• **To be done**:
Retype all of the listing exactly, passing over any picture you find.

(Figure contents as structured data)
* * *
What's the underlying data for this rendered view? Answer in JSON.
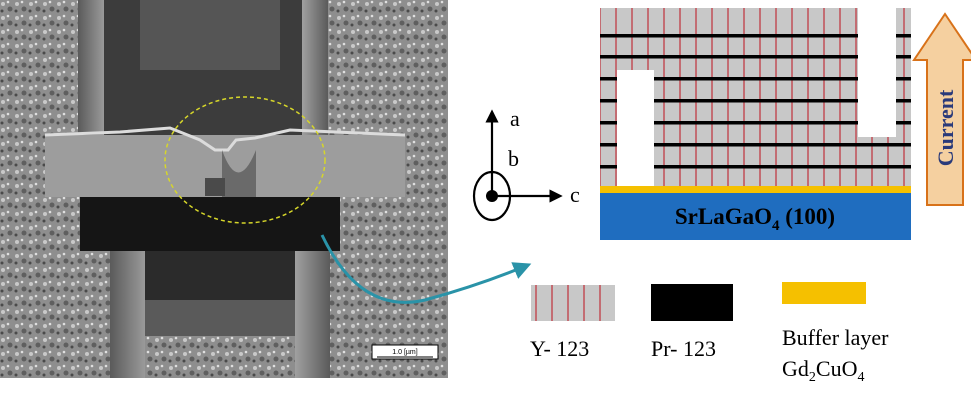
{
  "sem": {
    "scale_bar_label": "1.0 [µm]"
  },
  "axes": {
    "a_label": "a",
    "b_label": "b",
    "c_label": "c"
  },
  "schematic": {
    "substrate_label_main": "SrLaGaO",
    "substrate_label_sub": "4",
    "substrate_label_tail": " (100)",
    "current_label": "Current"
  },
  "legend": {
    "y123_label": "Y- 123",
    "pr123_label": "Pr- 123",
    "buffer_label_line1": "Buffer layer",
    "buffer_label_line2_main": "Gd",
    "buffer_label_line2_sub1": "2",
    "buffer_label_line2_mid": "CuO",
    "buffer_label_line2_sub2": "4"
  },
  "colors": {
    "substrate": "#1f6dbf",
    "buffer": "#f5c000",
    "y123_fill": "#c8c8c8",
    "y123_lines": "#c0303a",
    "pr123": "#000000",
    "current_arrow_fill": "#f5d0a0",
    "current_arrow_stroke": "#d8721a",
    "current_text": "#2a3a7a",
    "connector_arrow": "#2a93a8"
  }
}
* * *
• **Answer to this task**:
What's the underlying data for this rendered view? Answer in JSON.
{
  "sem": {
    "scale_bar_label": "1.0 [µm]"
  },
  "axes": {
    "a_label": "a",
    "b_label": "b",
    "c_label": "c"
  },
  "schematic": {
    "substrate_label_main": "SrLaGaO",
    "substrate_label_sub": "4",
    "substrate_label_tail": " (100)",
    "current_label": "Current"
  },
  "legend": {
    "y123_label": "Y- 123",
    "pr123_label": "Pr- 123",
    "buffer_label_line1": "Buffer layer",
    "buffer_label_line2_main": "Gd",
    "buffer_label_line2_sub1": "2",
    "buffer_label_line2_mid": "CuO",
    "buffer_label_line2_sub2": "4"
  },
  "colors": {
    "substrate": "#1f6dbf",
    "buffer": "#f5c000",
    "y123_fill": "#c8c8c8",
    "y123_lines": "#c0303a",
    "pr123": "#000000",
    "current_arrow_fill": "#f5d0a0",
    "current_arrow_stroke": "#d8721a",
    "current_text": "#2a3a7a",
    "connector_arrow": "#2a93a8"
  }
}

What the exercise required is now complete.